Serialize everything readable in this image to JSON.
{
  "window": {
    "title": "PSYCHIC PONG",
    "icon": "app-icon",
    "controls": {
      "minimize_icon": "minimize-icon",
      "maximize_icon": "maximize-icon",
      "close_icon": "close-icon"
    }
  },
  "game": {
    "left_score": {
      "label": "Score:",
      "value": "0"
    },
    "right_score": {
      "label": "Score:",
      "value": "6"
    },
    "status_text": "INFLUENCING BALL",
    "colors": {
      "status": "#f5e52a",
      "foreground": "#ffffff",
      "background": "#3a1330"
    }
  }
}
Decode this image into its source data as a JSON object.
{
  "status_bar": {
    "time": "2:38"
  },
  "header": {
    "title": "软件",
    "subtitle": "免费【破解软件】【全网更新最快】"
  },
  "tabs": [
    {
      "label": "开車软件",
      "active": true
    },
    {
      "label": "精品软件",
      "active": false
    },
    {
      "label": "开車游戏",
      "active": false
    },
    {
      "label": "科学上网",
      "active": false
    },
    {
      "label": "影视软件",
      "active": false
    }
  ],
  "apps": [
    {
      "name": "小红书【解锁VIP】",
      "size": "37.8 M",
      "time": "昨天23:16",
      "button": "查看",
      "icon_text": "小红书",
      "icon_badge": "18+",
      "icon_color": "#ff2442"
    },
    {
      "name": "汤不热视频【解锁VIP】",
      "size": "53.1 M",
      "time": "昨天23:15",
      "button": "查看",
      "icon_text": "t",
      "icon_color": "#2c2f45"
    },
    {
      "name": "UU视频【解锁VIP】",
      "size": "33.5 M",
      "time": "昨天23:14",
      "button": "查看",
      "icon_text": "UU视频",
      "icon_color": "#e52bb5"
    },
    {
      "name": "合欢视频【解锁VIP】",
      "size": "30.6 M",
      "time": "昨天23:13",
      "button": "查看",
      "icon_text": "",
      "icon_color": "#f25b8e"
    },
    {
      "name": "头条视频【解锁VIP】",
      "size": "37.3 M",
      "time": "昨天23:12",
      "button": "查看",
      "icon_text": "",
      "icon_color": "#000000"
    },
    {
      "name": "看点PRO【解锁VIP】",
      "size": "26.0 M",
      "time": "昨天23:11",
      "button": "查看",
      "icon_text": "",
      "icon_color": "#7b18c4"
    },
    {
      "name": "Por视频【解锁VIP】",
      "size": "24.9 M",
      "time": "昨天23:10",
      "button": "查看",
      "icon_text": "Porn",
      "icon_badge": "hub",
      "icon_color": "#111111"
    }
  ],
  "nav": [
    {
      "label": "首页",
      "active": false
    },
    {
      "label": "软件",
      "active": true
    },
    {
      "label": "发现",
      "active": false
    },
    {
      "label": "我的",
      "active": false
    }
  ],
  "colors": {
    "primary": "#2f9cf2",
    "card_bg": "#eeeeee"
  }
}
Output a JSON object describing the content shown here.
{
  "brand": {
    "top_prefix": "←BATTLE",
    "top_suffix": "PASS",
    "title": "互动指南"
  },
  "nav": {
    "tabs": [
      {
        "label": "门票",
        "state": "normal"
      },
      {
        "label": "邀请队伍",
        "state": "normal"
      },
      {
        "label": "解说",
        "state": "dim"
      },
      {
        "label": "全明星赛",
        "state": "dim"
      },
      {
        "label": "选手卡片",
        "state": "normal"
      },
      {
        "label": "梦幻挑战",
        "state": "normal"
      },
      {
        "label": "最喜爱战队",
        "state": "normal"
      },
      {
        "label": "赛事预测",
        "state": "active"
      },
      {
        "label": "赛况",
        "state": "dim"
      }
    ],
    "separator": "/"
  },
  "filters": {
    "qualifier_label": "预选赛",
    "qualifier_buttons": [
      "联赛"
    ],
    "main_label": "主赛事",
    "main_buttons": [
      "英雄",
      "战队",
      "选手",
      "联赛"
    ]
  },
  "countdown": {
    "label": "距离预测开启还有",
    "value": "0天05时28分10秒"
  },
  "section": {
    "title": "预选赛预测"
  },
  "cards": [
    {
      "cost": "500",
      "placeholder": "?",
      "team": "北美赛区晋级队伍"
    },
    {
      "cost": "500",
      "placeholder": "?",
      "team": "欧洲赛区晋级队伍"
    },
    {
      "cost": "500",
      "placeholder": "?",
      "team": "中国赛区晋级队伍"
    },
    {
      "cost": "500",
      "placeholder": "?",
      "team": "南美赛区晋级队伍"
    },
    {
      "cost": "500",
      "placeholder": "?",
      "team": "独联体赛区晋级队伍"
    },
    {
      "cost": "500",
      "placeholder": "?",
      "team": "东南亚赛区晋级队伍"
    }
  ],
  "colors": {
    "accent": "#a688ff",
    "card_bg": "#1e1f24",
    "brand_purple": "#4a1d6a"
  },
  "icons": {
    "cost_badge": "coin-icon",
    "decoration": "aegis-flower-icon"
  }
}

REQUIREMENT: Above are the records; copy all of them exactly.

TASK RESPONSE:
Serialize everything readable in this image to JSON.
{
  "window": {
    "title": "PSYCHIC PONG",
    "icon": "app-icon",
    "controls": {
      "minimize_icon": "minimize-icon",
      "maximize_icon": "maximize-icon",
      "close_icon": "close-icon"
    }
  },
  "game": {
    "left_score": {
      "label": "Score:",
      "value": "0"
    },
    "right_score": {
      "label": "Score:",
      "value": "6"
    },
    "status_text": "INFLUENCING BALL",
    "colors": {
      "status": "#f5e52a",
      "foreground": "#ffffff",
      "background": "#3a1330"
    }
  }
}
Decode this image into its source data as a JSON object.
{
  "status_bar": {
    "time": "2:38"
  },
  "header": {
    "title": "软件",
    "subtitle": "免费【破解软件】【全网更新最快】"
  },
  "tabs": [
    {
      "label": "开車软件",
      "active": true
    },
    {
      "label": "精品软件",
      "active": false
    },
    {
      "label": "开車游戏",
      "active": false
    },
    {
      "label": "科学上网",
      "active": false
    },
    {
      "label": "影视软件",
      "active": false
    }
  ],
  "apps": [
    {
      "name": "小红书【解锁VIP】",
      "size": "37.8 M",
      "time": "昨天23:16",
      "button": "查看",
      "icon_text": "小红书",
      "icon_badge": "18+",
      "icon_color": "#ff2442"
    },
    {
      "name": "汤不热视频【解锁VIP】",
      "size": "53.1 M",
      "time": "昨天23:15",
      "button": "查看",
      "icon_text": "t",
      "icon_color": "#2c2f45"
    },
    {
      "name": "UU视频【解锁VIP】",
      "size": "33.5 M",
      "time": "昨天23:14",
      "button": "查看",
      "icon_text": "UU视频",
      "icon_color": "#e52bb5"
    },
    {
      "name": "合欢视频【解锁VIP】",
      "size": "30.6 M",
      "time": "昨天23:13",
      "button": "查看",
      "icon_text": "",
      "icon_color": "#f25b8e"
    },
    {
      "name": "头条视频【解锁VIP】",
      "size": "37.3 M",
      "time": "昨天23:12",
      "button": "查看",
      "icon_text": "",
      "icon_color": "#000000"
    },
    {
      "name": "看点PRO【解锁VIP】",
      "size": "26.0 M",
      "time": "昨天23:11",
      "button": "查看",
      "icon_text": "",
      "icon_color": "#7b18c4"
    },
    {
      "name": "Por视频【解锁VIP】",
      "size": "24.9 M",
      "time": "昨天23:10",
      "button": "查看",
      "icon_text": "Porn",
      "icon_badge": "hub",
      "icon_color": "#111111"
    }
  ],
  "nav": [
    {
      "label": "首页",
      "active": false
    },
    {
      "label": "软件",
      "active": true
    },
    {
      "label": "发现",
      "active": false
    },
    {
      "label": "我的",
      "active": false
    }
  ],
  "colors": {
    "primary": "#2f9cf2",
    "card_bg": "#eeeeee"
  }
}
Output a JSON object describing the content shown here.
{
  "brand": {
    "top_prefix": "←BATTLE",
    "top_suffix": "PASS",
    "title": "互动指南"
  },
  "nav": {
    "tabs": [
      {
        "label": "门票",
        "state": "normal"
      },
      {
        "label": "邀请队伍",
        "state": "normal"
      },
      {
        "label": "解说",
        "state": "dim"
      },
      {
        "label": "全明星赛",
        "state": "dim"
      },
      {
        "label": "选手卡片",
        "state": "normal"
      },
      {
        "label": "梦幻挑战",
        "state": "normal"
      },
      {
        "label": "最喜爱战队",
        "state": "normal"
      },
      {
        "label": "赛事预测",
        "state": "active"
      },
      {
        "label": "赛况",
        "state": "dim"
      }
    ],
    "separator": "/"
  },
  "filters": {
    "qualifier_label": "预选赛",
    "qualifier_buttons": [
      "联赛"
    ],
    "main_label": "主赛事",
    "main_buttons": [
      "英雄",
      "战队",
      "选手",
      "联赛"
    ]
  },
  "countdown": {
    "label": "距离预测开启还有",
    "value": "0天05时28分10秒"
  },
  "section": {
    "title": "预选赛预测"
  },
  "cards": [
    {
      "cost": "500",
      "placeholder": "?",
      "team": "北美赛区晋级队伍"
    },
    {
      "cost": "500",
      "placeholder": "?",
      "team": "欧洲赛区晋级队伍"
    },
    {
      "cost": "500",
      "placeholder": "?",
      "team": "中国赛区晋级队伍"
    },
    {
      "cost": "500",
      "placeholder": "?",
      "team": "南美赛区晋级队伍"
    },
    {
      "cost": "500",
      "placeholder": "?",
      "team": "独联体赛区晋级队伍"
    },
    {
      "cost": "500",
      "placeholder": "?",
      "team": "东南亚赛区晋级队伍"
    }
  ],
  "colors": {
    "accent": "#a688ff",
    "card_bg": "#1e1f24",
    "brand_purple": "#4a1d6a"
  },
  "icons": {
    "cost_badge": "coin-icon",
    "decoration": "aegis-flower-icon"
  }
}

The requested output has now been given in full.